■ **Supplied text**:
================================

If we do grant that causes always yield explanations, we can do even better than a CP on the given assumptions - we can get the PSR, supposing that the arguments previously outlined have successfully established the following claim:

(42) Necessarily, all wholly contingent, positive states of affairs have causes.

This is not only a CP, but it seems to entail the necessary truth of a PSR for positive propositions, that is, propositions that report positive states of affairs. For if p is a proposition reporting a positive state of affairs S, we can let S* be the maximal, wholly contingent part of S. Recall that, necessarily, S obtains if and only if S* does, and by (42), S* has a cause C. Hence, we can explain the obtaining of S* as follows: S obtains because S* has a cause C

and because contingent states of affairs obtain if and only if their maximal, wholly contingent substates do. If one objects that the noncontingent substates of S have not been explained, we can instead say that their obtaining is explained by the necessity of their obtaining or that they are self-explanatory, or stipulate that we are talking about explaining things modulo necessary truths, or perhaps hope that there is some way in which ultimately even the necessary truths all have explanations in terms of self-explanatory necessary truths (such as that each thing is identical with itself).

But now the necessary truth of a PSR for positive contingent propositions entails the necessary truth of a PSR for negative contingent propositions, where a negative proposition is the denial of a positive one. For if p is a negative contingent proposition, we can explain why p holds as follows: p holds because (a) there is nothing to explain why not-p holds, and (b) not-p is a positive contingent proposition, while (c) necessarily all positive contingent propositions that hold have explanations. This explanatory scheme is a variant of the scheme: E did not take place because no cause of E took place (see the discussion of the dog that did not bark in Section 2.3.2.2).

Finally, it is plausible that once we have explained all the positive contingent propositions and all the negative ones, then all contingent propositions will thereby have been explained, since their truth-values should supervene, in an explanation-preserving way, on the truth-values of the positive and negative ones.

This argument has an interesting consequence. I have argued (Pruss 2004a) that if we reject the PSR because we think that it has some counterexamples, such as the BCCF according to the van Inwagen argument, we should instead accept the restricted PSR (R-PSR):

(R-PSR) Every proposition that possibly has an explanation actually has an explanation.

================================

■ **Given instruction A**:
In the passage on the principle of sufficient reason, how is a negative proposition defined?

================================

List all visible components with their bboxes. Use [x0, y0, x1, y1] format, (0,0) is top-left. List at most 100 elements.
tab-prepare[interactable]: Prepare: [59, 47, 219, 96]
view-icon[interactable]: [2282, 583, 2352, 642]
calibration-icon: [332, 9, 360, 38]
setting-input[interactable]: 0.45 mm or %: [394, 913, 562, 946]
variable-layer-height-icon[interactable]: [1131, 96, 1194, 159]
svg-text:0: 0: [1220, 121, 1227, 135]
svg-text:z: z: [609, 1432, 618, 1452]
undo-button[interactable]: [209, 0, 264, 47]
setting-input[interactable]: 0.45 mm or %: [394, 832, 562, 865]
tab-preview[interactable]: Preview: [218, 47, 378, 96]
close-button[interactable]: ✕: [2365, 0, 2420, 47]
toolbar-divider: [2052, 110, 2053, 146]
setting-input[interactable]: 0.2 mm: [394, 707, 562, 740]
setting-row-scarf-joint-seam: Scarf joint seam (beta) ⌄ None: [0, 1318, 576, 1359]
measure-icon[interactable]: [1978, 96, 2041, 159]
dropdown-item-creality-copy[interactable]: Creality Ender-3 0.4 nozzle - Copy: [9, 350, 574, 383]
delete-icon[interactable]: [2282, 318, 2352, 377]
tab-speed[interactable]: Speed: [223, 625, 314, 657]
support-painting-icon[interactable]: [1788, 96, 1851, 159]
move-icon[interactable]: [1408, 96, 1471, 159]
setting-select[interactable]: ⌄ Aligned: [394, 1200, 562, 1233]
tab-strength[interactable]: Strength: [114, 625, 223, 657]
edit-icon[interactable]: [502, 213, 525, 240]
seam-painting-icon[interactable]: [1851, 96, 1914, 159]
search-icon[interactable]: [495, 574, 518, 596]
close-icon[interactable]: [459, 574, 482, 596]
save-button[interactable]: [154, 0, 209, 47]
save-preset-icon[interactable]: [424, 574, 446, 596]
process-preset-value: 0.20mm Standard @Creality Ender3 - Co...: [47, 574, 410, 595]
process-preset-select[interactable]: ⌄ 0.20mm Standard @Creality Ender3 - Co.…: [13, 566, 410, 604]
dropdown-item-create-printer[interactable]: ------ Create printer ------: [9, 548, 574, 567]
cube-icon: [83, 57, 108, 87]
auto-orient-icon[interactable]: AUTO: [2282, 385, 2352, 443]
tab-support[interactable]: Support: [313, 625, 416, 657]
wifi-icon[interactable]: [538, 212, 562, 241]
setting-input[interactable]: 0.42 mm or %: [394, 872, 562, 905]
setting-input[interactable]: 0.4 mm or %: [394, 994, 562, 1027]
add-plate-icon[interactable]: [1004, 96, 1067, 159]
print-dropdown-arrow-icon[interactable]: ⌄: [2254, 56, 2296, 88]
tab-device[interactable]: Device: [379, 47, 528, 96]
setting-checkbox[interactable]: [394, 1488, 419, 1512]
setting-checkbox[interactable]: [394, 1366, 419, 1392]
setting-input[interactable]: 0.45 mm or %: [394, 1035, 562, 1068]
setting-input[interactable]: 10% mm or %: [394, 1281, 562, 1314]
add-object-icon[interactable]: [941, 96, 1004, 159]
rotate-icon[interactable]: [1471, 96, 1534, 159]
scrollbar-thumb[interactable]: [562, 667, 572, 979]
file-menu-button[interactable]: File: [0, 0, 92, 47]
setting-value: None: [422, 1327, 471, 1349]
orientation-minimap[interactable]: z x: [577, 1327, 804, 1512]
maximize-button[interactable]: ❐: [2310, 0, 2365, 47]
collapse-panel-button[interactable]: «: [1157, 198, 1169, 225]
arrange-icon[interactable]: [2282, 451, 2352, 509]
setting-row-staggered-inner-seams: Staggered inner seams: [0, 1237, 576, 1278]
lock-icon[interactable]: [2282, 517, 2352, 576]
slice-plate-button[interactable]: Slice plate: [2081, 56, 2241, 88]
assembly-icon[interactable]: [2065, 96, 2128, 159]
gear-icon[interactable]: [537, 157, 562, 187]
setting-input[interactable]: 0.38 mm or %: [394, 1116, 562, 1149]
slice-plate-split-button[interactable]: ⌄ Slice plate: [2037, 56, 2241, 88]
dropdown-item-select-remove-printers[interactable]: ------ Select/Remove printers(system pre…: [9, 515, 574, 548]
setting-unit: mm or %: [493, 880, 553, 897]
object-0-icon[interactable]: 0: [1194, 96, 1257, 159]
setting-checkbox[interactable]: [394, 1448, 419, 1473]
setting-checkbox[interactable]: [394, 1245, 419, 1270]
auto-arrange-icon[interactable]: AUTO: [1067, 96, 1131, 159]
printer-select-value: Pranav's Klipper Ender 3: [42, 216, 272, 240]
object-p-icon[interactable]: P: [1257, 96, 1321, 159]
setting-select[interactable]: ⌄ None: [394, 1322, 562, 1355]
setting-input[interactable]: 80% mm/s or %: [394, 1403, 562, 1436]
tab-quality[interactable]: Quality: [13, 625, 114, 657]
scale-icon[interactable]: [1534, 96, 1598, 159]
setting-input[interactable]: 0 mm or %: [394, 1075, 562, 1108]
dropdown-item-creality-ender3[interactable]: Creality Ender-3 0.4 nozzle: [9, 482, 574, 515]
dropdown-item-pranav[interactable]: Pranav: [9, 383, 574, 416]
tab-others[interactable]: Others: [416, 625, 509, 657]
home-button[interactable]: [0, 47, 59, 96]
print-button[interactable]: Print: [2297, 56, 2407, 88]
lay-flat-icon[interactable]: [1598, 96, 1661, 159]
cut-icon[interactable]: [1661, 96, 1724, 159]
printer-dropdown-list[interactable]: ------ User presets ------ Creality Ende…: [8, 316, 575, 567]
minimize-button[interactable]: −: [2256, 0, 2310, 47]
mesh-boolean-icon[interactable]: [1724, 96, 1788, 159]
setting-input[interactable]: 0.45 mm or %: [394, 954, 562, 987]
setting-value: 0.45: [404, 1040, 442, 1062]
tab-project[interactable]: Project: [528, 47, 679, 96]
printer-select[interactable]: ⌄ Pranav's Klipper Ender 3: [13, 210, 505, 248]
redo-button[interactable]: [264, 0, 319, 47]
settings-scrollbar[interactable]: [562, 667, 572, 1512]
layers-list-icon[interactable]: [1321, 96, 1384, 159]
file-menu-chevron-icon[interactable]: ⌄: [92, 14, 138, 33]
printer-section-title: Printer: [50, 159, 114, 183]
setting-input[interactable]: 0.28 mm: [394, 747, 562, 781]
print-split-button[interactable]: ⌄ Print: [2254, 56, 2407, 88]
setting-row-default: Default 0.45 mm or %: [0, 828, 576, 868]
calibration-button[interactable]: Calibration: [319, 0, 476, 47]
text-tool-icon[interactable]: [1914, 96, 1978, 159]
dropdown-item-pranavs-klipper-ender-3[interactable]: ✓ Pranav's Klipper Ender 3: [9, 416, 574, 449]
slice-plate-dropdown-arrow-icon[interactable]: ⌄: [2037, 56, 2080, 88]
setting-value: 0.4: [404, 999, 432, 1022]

================================

■ **Given instruction B**:
Copy the listing from its first line down to and including the line with "process-preset-value: 0.20mm Standard", and switch every "setting-input" to "number-field" while keeping everything else the same.

■ **Worked answer A**:
A negative proposition is the denial of a positive one.

■ **Worked answer B**:
List all visible components with their bboxes. Use [x0, y0, x1, y1] format, (0,0) is top-left. List at most 100 elements.
tab-prepare[interactable]: Prepare: [59, 47, 219, 96]
view-icon[interactable]: [2282, 583, 2352, 642]
calibration-icon: [332, 9, 360, 38]
number-field[interactable]: 0.45 mm or %: [394, 913, 562, 946]
variable-layer-height-icon[interactable]: [1131, 96, 1194, 159]
svg-text:0: 0: [1220, 121, 1227, 135]
svg-text:z: z: [609, 1432, 618, 1452]
undo-button[interactable]: [209, 0, 264, 47]
number-field[interactable]: 0.45 mm or %: [394, 832, 562, 865]
tab-preview[interactable]: Preview: [218, 47, 378, 96]
close-button[interactable]: ✕: [2365, 0, 2420, 47]
toolbar-divider: [2052, 110, 2053, 146]
number-field[interactable]: 0.2 mm: [394, 707, 562, 740]
setting-row-scarf-joint-seam: Scarf joint seam (beta) ⌄ None: [0, 1318, 576, 1359]
measure-icon[interactable]: [1978, 96, 2041, 159]
dropdown-item-creality-copy[interactable]: Creality Ender-3 0.4 nozzle - Copy: [9, 350, 574, 383]
delete-icon[interactable]: [2282, 318, 2352, 377]
tab-speed[interactable]: Speed: [223, 625, 314, 657]
support-painting-icon[interactable]: [1788, 96, 1851, 159]
move-icon[interactable]: [1408, 96, 1471, 159]
setting-select[interactable]: ⌄ Aligned: [394, 1200, 562, 1233]
tab-strength[interactable]: Strength: [114, 625, 223, 657]
edit-icon[interactable]: [502, 213, 525, 240]
seam-painting-icon[interactable]: [1851, 96, 1914, 159]
search-icon[interactable]: [495, 574, 518, 596]
close-icon[interactable]: [459, 574, 482, 596]
save-button[interactable]: [154, 0, 209, 47]
save-preset-icon[interactable]: [424, 574, 446, 596]
process-preset-value: 0.20mm Standard @Creality Ender3 - Co...: [47, 574, 410, 595]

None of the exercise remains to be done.